— START OF Provided information —

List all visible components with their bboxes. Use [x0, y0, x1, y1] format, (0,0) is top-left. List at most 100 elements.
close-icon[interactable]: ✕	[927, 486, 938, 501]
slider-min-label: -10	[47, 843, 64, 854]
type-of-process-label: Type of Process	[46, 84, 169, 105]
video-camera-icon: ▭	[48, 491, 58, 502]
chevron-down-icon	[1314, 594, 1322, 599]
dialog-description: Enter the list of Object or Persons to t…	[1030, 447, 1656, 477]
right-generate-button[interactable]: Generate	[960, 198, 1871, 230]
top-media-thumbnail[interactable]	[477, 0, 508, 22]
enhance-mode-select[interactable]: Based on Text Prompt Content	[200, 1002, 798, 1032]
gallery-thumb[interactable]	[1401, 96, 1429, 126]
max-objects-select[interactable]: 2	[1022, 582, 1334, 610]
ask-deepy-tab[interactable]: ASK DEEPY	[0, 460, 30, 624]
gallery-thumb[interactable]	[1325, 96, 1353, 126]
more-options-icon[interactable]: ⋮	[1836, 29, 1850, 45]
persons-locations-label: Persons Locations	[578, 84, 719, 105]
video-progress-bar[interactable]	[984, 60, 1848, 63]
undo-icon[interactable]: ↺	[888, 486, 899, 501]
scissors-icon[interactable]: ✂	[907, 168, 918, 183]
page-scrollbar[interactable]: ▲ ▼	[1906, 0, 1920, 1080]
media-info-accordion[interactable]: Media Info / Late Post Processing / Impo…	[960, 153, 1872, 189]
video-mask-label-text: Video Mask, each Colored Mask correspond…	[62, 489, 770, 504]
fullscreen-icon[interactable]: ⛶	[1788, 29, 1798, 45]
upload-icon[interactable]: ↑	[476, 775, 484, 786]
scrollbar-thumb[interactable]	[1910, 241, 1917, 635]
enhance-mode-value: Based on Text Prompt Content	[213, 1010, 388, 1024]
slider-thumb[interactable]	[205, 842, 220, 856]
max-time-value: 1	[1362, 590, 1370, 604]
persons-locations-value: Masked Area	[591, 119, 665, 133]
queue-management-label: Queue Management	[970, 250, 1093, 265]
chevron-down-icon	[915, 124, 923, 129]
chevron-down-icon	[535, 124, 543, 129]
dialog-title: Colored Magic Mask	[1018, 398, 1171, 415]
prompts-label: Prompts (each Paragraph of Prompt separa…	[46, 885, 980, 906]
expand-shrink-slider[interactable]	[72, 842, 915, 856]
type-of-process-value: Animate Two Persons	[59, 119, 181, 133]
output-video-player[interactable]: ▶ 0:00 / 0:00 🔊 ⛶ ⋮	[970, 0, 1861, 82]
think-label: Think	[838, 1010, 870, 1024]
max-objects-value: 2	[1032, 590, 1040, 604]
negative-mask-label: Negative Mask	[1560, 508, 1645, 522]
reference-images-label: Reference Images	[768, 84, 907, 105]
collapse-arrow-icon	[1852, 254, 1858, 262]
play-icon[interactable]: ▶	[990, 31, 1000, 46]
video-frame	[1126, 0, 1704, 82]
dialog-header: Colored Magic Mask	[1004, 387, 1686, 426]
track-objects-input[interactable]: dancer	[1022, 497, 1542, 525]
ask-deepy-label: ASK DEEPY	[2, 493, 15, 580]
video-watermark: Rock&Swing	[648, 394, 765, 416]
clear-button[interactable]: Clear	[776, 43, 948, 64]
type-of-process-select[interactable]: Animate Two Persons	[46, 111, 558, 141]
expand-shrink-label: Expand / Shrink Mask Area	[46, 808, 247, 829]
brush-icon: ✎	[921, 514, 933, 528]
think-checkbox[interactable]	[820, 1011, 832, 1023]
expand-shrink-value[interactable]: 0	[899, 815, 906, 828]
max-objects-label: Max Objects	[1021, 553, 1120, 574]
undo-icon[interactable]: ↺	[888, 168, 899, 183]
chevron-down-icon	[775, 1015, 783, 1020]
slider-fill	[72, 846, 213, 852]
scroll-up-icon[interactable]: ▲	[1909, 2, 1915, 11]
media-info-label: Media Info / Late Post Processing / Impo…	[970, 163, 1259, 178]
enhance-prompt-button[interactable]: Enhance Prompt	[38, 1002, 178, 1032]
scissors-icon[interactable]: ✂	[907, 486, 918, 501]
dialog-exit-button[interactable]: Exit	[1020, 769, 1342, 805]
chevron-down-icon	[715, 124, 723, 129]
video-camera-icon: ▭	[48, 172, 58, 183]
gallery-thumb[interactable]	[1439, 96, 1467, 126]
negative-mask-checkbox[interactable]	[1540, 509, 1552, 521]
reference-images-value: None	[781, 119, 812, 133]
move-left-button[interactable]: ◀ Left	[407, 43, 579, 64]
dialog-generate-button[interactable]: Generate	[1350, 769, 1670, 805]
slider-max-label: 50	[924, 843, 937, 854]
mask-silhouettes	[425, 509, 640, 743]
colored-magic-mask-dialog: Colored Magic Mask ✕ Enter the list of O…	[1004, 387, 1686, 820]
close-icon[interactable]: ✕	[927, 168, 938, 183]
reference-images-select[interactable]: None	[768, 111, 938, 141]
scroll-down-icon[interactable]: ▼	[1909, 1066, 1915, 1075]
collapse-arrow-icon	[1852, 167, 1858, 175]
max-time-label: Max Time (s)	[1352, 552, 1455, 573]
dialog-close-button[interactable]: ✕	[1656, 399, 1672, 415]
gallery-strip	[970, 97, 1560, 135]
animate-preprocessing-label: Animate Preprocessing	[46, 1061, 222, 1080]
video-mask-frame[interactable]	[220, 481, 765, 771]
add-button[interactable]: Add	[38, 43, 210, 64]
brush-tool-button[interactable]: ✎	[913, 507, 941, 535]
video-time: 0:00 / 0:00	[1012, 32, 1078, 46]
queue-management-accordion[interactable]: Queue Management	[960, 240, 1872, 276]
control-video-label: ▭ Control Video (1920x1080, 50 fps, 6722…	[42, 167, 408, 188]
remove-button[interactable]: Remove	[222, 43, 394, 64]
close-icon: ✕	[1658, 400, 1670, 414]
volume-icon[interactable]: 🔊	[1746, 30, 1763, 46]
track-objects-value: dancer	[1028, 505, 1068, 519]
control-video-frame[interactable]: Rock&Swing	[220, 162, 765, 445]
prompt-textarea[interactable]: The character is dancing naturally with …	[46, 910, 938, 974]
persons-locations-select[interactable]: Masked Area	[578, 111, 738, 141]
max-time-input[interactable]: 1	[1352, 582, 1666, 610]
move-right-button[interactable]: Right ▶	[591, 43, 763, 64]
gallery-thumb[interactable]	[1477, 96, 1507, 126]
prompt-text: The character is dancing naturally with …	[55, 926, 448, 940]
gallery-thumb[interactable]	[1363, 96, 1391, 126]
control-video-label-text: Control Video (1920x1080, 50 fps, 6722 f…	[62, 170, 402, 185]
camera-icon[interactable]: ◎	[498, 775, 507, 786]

— END OF Provided information —

Task objective -> Copy the lines of each entry above verbatim.

Finished exercise ->
List all visible components with their bboxes. Use [x0, y0, x1, y1] format, (0,0) is top-left. List at most 100 elements.
close-icon[interactable]: ✕	[927, 486, 938, 501]
slider-min-label: -10	[47, 843, 64, 854]
type-of-process-label: Type of Process	[46, 84, 169, 105]
video-camera-icon: ▭	[48, 491, 58, 502]
chevron-down-icon	[1314, 594, 1322, 599]
dialog-description: Enter the list of Object or Persons to t…	[1030, 447, 1656, 477]
right-generate-button[interactable]: Generate	[960, 198, 1871, 230]
top-media-thumbnail[interactable]	[477, 0, 508, 22]
enhance-mode-select[interactable]: Based on Text Prompt Content	[200, 1002, 798, 1032]
gallery-thumb[interactable]	[1401, 96, 1429, 126]
max-objects-select[interactable]: 2	[1022, 582, 1334, 610]
ask-deepy-tab[interactable]: ASK DEEPY	[0, 460, 30, 624]
gallery-thumb[interactable]	[1325, 96, 1353, 126]
more-options-icon[interactable]: ⋮	[1836, 29, 1850, 45]
persons-locations-label: Persons Locations	[578, 84, 719, 105]
video-progress-bar[interactable]	[984, 60, 1848, 63]
undo-icon[interactable]: ↺	[888, 486, 899, 501]
scissors-icon[interactable]: ✂	[907, 168, 918, 183]
page-scrollbar[interactable]: ▲ ▼	[1906, 0, 1920, 1080]
media-info-accordion[interactable]: Media Info / Late Post Processing / Impo…	[960, 153, 1872, 189]
video-mask-label-text: Video Mask, each Colored Mask correspond…	[62, 489, 770, 504]
fullscreen-icon[interactable]: ⛶	[1788, 29, 1798, 45]
upload-icon[interactable]: ↑	[476, 775, 484, 786]
scrollbar-thumb[interactable]	[1910, 241, 1917, 635]
enhance-mode-value: Based on Text Prompt Content	[213, 1010, 388, 1024]
slider-thumb[interactable]	[205, 842, 220, 856]
max-time-value: 1	[1362, 590, 1370, 604]
persons-locations-value: Masked Area	[591, 119, 665, 133]
queue-management-label: Queue Management	[970, 250, 1093, 265]
chevron-down-icon	[915, 124, 923, 129]
chevron-down-icon	[535, 124, 543, 129]
dialog-title: Colored Magic Mask	[1018, 398, 1171, 415]
prompts-label: Prompts (each Paragraph of Prompt separa…	[46, 885, 980, 906]
expand-shrink-slider[interactable]	[72, 842, 915, 856]
type-of-process-value: Animate Two Persons	[59, 119, 181, 133]
output-video-player[interactable]: ▶ 0:00 / 0:00 🔊 ⛶ ⋮	[970, 0, 1861, 82]
think-label: Think	[838, 1010, 870, 1024]
max-objects-value: 2	[1032, 590, 1040, 604]
negative-mask-label: Negative Mask	[1560, 508, 1645, 522]
reference-images-label: Reference Images	[768, 84, 907, 105]
collapse-arrow-icon	[1852, 254, 1858, 262]
play-icon[interactable]: ▶	[990, 31, 1000, 46]
video-frame	[1126, 0, 1704, 82]
dialog-header: Colored Magic Mask	[1004, 387, 1686, 426]
track-objects-input[interactable]: dancer	[1022, 497, 1542, 525]
ask-deepy-label: ASK DEEPY	[2, 493, 15, 580]
video-watermark: Rock&Swing	[648, 394, 765, 416]
clear-button[interactable]: Clear	[776, 43, 948, 64]
type-of-process-select[interactable]: Animate Two Persons	[46, 111, 558, 141]
expand-shrink-label: Expand / Shrink Mask Area	[46, 808, 247, 829]
brush-icon: ✎	[921, 514, 933, 528]
think-checkbox[interactable]	[820, 1011, 832, 1023]
expand-shrink-value[interactable]: 0	[899, 815, 906, 828]
max-objects-label: Max Objects	[1021, 553, 1120, 574]
undo-icon[interactable]: ↺	[888, 168, 899, 183]
chevron-down-icon	[775, 1015, 783, 1020]
slider-fill	[72, 846, 213, 852]
scroll-up-icon[interactable]: ▲	[1909, 2, 1915, 11]
media-info-label: Media Info / Late Post Processing / Impo…	[970, 163, 1259, 178]
enhance-prompt-button[interactable]: Enhance Prompt	[38, 1002, 178, 1032]
scissors-icon[interactable]: ✂	[907, 486, 918, 501]
dialog-exit-button[interactable]: Exit	[1020, 769, 1342, 805]
chevron-down-icon	[715, 124, 723, 129]
video-camera-icon: ▭	[48, 172, 58, 183]
gallery-thumb[interactable]	[1439, 96, 1467, 126]
negative-mask-checkbox[interactable]	[1540, 509, 1552, 521]
reference-images-value: None	[781, 119, 812, 133]
move-left-button[interactable]: ◀ Left	[407, 43, 579, 64]
dialog-generate-button[interactable]: Generate	[1350, 769, 1670, 805]
slider-max-label: 50	[924, 843, 937, 854]
mask-silhouettes	[425, 509, 640, 743]
colored-magic-mask-dialog: Colored Magic Mask ✕ Enter the list of O…	[1004, 387, 1686, 820]
close-icon[interactable]: ✕	[927, 168, 938, 183]
reference-images-select[interactable]: None	[768, 111, 938, 141]
scroll-down-icon[interactable]: ▼	[1909, 1066, 1915, 1075]
collapse-arrow-icon	[1852, 167, 1858, 175]
max-time-label: Max Time (s)	[1352, 552, 1455, 573]
dialog-close-button[interactable]: ✕	[1656, 399, 1672, 415]
gallery-strip	[970, 97, 1560, 135]
animate-preprocessing-label: Animate Preprocessing	[46, 1061, 222, 1080]
video-mask-frame[interactable]	[220, 481, 765, 771]
add-button[interactable]: Add	[38, 43, 210, 64]
brush-tool-button[interactable]: ✎	[913, 507, 941, 535]
video-time: 0:00 / 0:00	[1012, 32, 1078, 46]
queue-management-accordion[interactable]: Queue Management	[960, 240, 1872, 276]
control-video-label: ▭ Control Video (1920x1080, 50 fps, 6722…	[42, 167, 408, 188]
remove-button[interactable]: Remove	[222, 43, 394, 64]
close-icon: ✕	[1658, 400, 1670, 414]
volume-icon[interactable]: 🔊	[1746, 30, 1763, 46]
track-objects-value: dancer	[1028, 505, 1068, 519]
control-video-frame[interactable]: Rock&Swing	[220, 162, 765, 445]
prompt-textarea[interactable]: The character is dancing naturally with …	[46, 910, 938, 974]
persons-locations-select[interactable]: Masked Area	[578, 111, 738, 141]
max-time-input[interactable]: 1	[1352, 582, 1666, 610]
move-right-button[interactable]: Right ▶	[591, 43, 763, 64]
gallery-thumb[interactable]	[1477, 96, 1507, 126]
prompt-text: The character is dancing naturally with …	[55, 926, 448, 940]
gallery-thumb[interactable]	[1363, 96, 1391, 126]
control-video-label-text: Control Video (1920x1080, 50 fps, 6722 f…	[62, 170, 402, 185]
camera-icon[interactable]: ◎	[498, 775, 507, 786]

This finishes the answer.